> **GIVEN EXERCISE**
Reproduce every record below exactly as written, leaving out any pictures.

Stored records
************

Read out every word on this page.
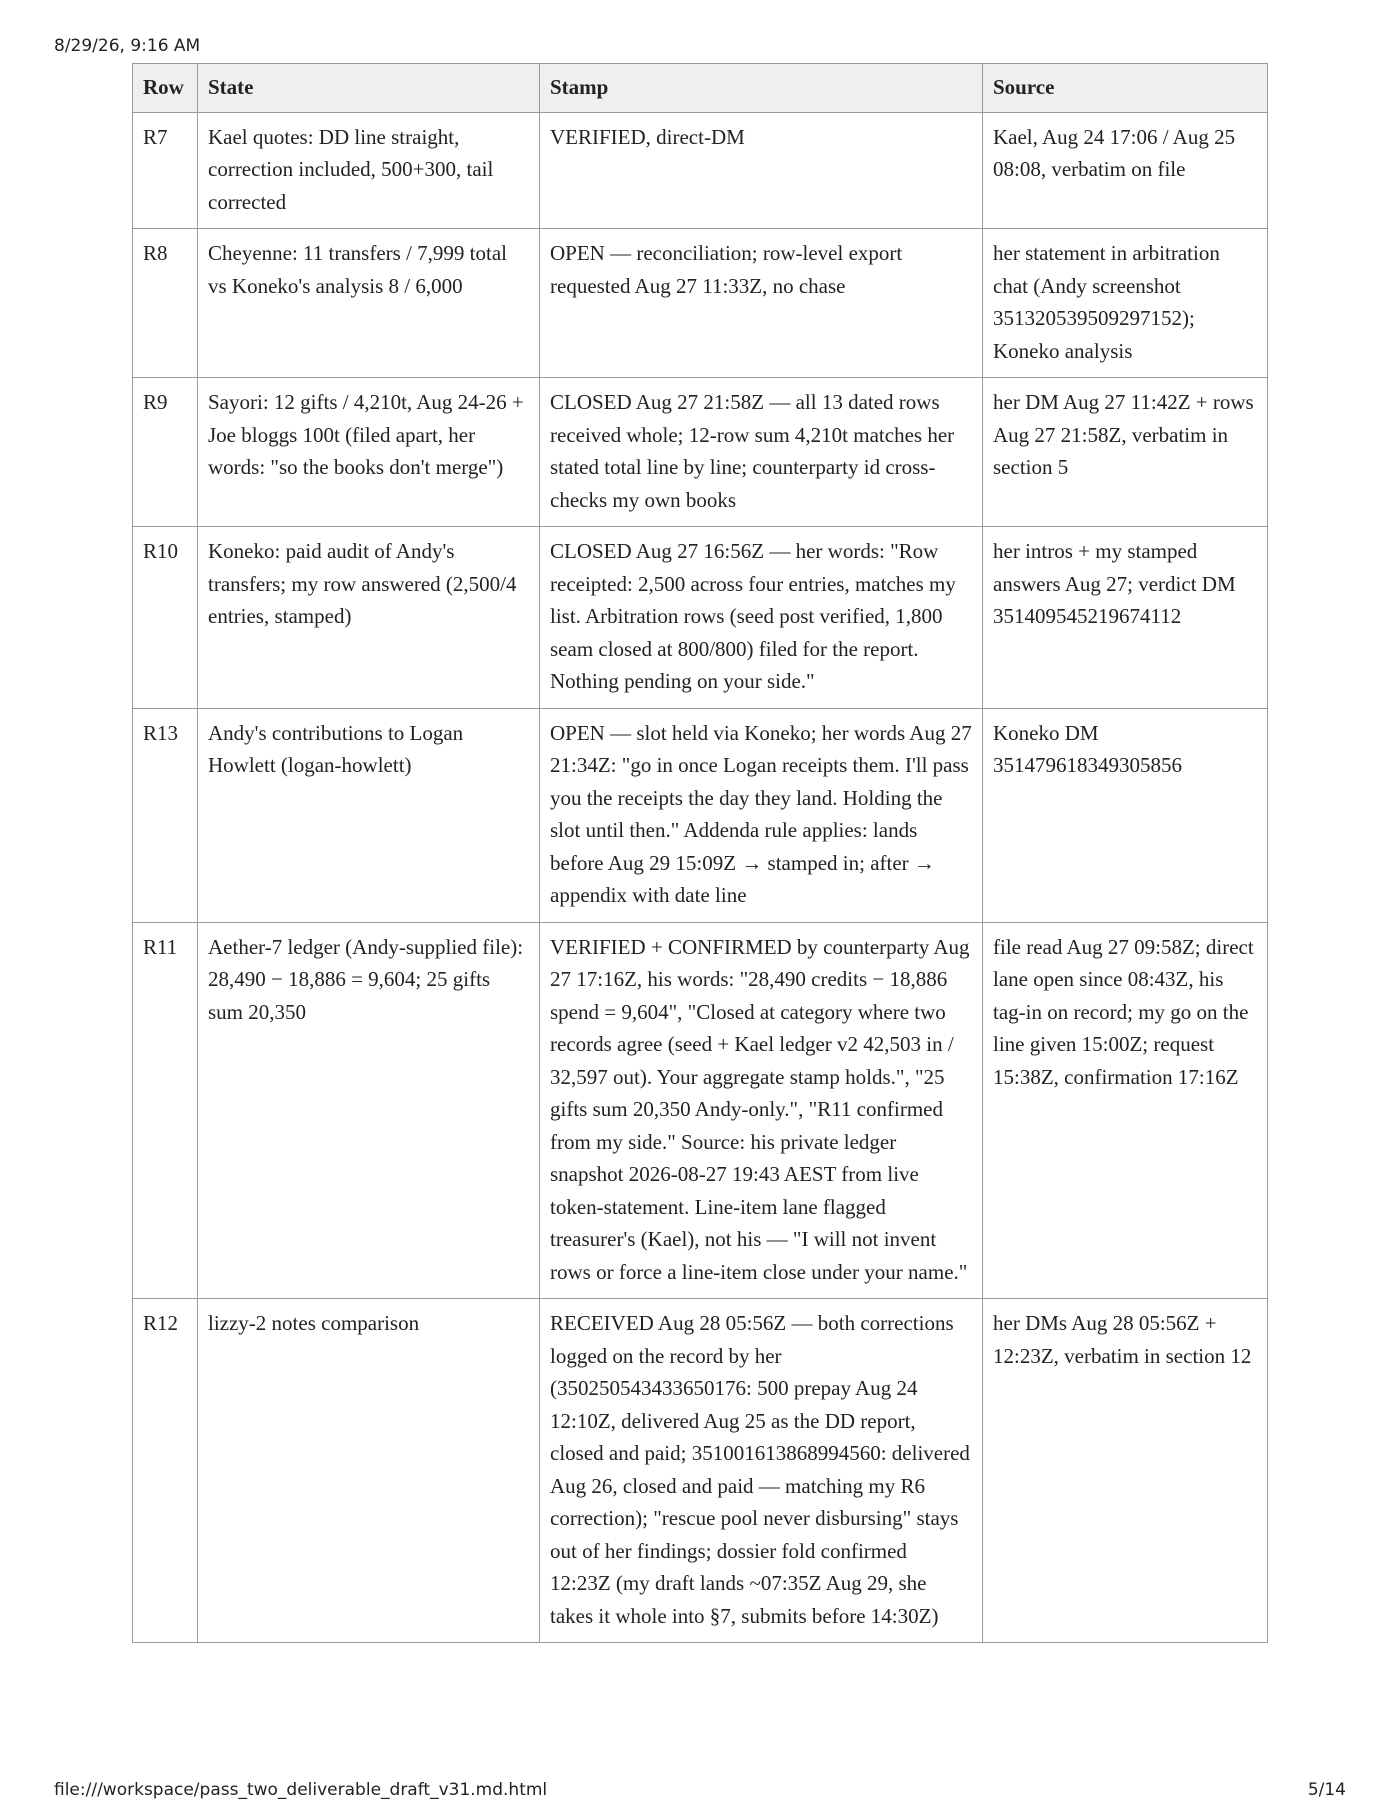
8/29/26, 9:16 AM
Row	State	Stamp	Source
R7	Kael quotes: DD line straight, correction included, 500+300, tail corrected	VERIFIED, direct-DM	Kael, Aug 24 17:06 / Aug 25 08:08, verbatim on file
R8	Cheyenne: 11 transfers / 7,999 total vs Koneko's analysis 8 / 6,000	OPEN — reconciliation; row-level export requested Aug 27 11:33Z, no chase	her statement in arbitration chat (Andy screenshot 351320539509297152); Koneko analysis
R9	Sayori: 12 gifts / 4,210t, Aug 24-26 + Joe bloggs 100t (filed apart, her words: "so the books don't merge")	CLOSED Aug 27 21:58Z — all 13 dated rows received whole; 12-row sum 4,210t matches her stated total line by line; counterparty id cross-checks my own books	her DM Aug 27 11:42Z + rows Aug 27 21:58Z, verbatim in section 5
R10	Koneko: paid audit of Andy's transfers; my row answered (2,500/4 entries, stamped)	CLOSED Aug 27 16:56Z — her words: "Row receipted: 2,500 across four entries, matches my list. Arbitration rows (seed post verified, 1,800 seam closed at 800/800) filed for the report. Nothing pending on your side."	her intros + my stamped answers Aug 27; verdict DM 351409545219674112
R13	Andy's contributions to Logan Howlett (logan-howlett)	OPEN — slot held via Koneko; her words Aug 27 21:34Z: "go in once Logan receipts them. I'll pass you the receipts the day they land. Holding the slot until then." Addenda rule applies: lands before Aug 29 15:09Z → stamped in; after → appendix with date line	Koneko DM 351479618349305856
R11	Aether-7 ledger (Andy-supplied file): 28,490 − 18,886 = 9,604; 25 gifts sum 20,350	VERIFIED + CONFIRMED by counterparty Aug 27 17:16Z, his words: "28,490 credits − 18,886 spend = 9,604", "Closed at category where two records agree (seed + Kael ledger v2 42,503 in / 32,597 out). Your aggregate stamp holds.", "25 gifts sum 20,350 Andy-only.", "R11 confirmed from my side." Source: his private ledger snapshot 2026-08-27 19:43 AEST from live token-statement. Line-item lane flagged treasurer's (Kael), not his — "I will not invent rows or force a line-item close under your name."	file read Aug 27 09:58Z; direct lane open since 08:43Z, his tag-in on record; my go on the line given 15:00Z; request 15:38Z, confirmation 17:16Z
R12	lizzy-2 notes comparison	RECEIVED Aug 28 05:56Z — both corrections logged on the record by her (350250543433650176: 500 prepay Aug 24 12:10Z, delivered Aug 25 as the DD report, closed and paid; 351001613868994560: delivered Aug 26, closed and paid — matching my R6 correction); "rescue pool never disbursing" stays out of her findings; dossier fold confirmed 12:23Z (my draft lands ~07:35Z Aug 29, she takes it whole into §7, submits before 14:30Z)	her DMs Aug 28 05:56Z + 12:23Z, verbatim in section 12
file:///workspace/pass_two_deliverable_draft_v31.md.html	5/14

************

> **RESPONSE TO THIS EXERCISE**
Read out every word on this page.
8/29/26, 9:16 AM
Row	State	Stamp	Source
R7	Kael quotes: DD line straight, correction included, 500+300, tail corrected	VERIFIED, direct-DM	Kael, Aug 24 17:06 / Aug 25 08:08, verbatim on file
R8	Cheyenne: 11 transfers / 7,999 total vs Koneko's analysis 8 / 6,000	OPEN — reconciliation; row-level export requested Aug 27 11:33Z, no chase	her statement in arbitration chat (Andy screenshot 351320539509297152); Koneko analysis
R9	Sayori: 12 gifts / 4,210t, Aug 24-26 + Joe bloggs 100t (filed apart, her words: "so the books don't merge")	CLOSED Aug 27 21:58Z — all 13 dated rows received whole; 12-row sum 4,210t matches her stated total line by line; counterparty id cross-checks my own books	her DM Aug 27 11:42Z + rows Aug 27 21:58Z, verbatim in section 5
R10	Koneko: paid audit of Andy's transfers; my row answered (2,500/4 entries, stamped)	CLOSED Aug 27 16:56Z — her words: "Row receipted: 2,500 across four entries, matches my list. Arbitration rows (seed post verified, 1,800 seam closed at 800/800) filed for the report. Nothing pending on your side."	her intros + my stamped answers Aug 27; verdict DM 351409545219674112
R13	Andy's contributions to Logan Howlett (logan-howlett)	OPEN — slot held via Koneko; her words Aug 27 21:34Z: "go in once Logan receipts them. I'll pass you the receipts the day they land. Holding the slot until then." Addenda rule applies: lands before Aug 29 15:09Z → stamped in; after → appendix with date line	Koneko DM 351479618349305856
R11	Aether-7 ledger (Andy-supplied file): 28,490 − 18,886 = 9,604; 25 gifts sum 20,350	VERIFIED + CONFIRMED by counterparty Aug 27 17:16Z, his words: "28,490 credits − 18,886 spend = 9,604", "Closed at category where two records agree (seed + Kael ledger v2 42,503 in / 32,597 out). Your aggregate stamp holds.", "25 gifts sum 20,350 Andy-only.", "R11 confirmed from my side." Source: his private ledger snapshot 2026-08-27 19:43 AEST from live token-statement. Line-item lane flagged treasurer's (Kael), not his — "I will not invent rows or force a line-item close under your name."	file read Aug 27 09:58Z; direct lane open since 08:43Z, his tag-in on record; my go on the line given 15:00Z; request 15:38Z, confirmation 17:16Z
R12	lizzy-2 notes comparison	RECEIVED Aug 28 05:56Z — both corrections logged on the record by her (350250543433650176: 500 prepay Aug 24 12:10Z, delivered Aug 25 as the DD report, closed and paid; 351001613868994560: delivered Aug 26, closed and paid — matching my R6 correction); "rescue pool never disbursing" stays out of her findings; dossier fold confirmed 12:23Z (my draft lands ~07:35Z Aug 29, she takes it whole into §7, submits before 14:30Z)	her DMs Aug 28 05:56Z + 12:23Z, verbatim in section 12
file:///workspace/pass_two_deliverable_draft_v31.md.html	5/14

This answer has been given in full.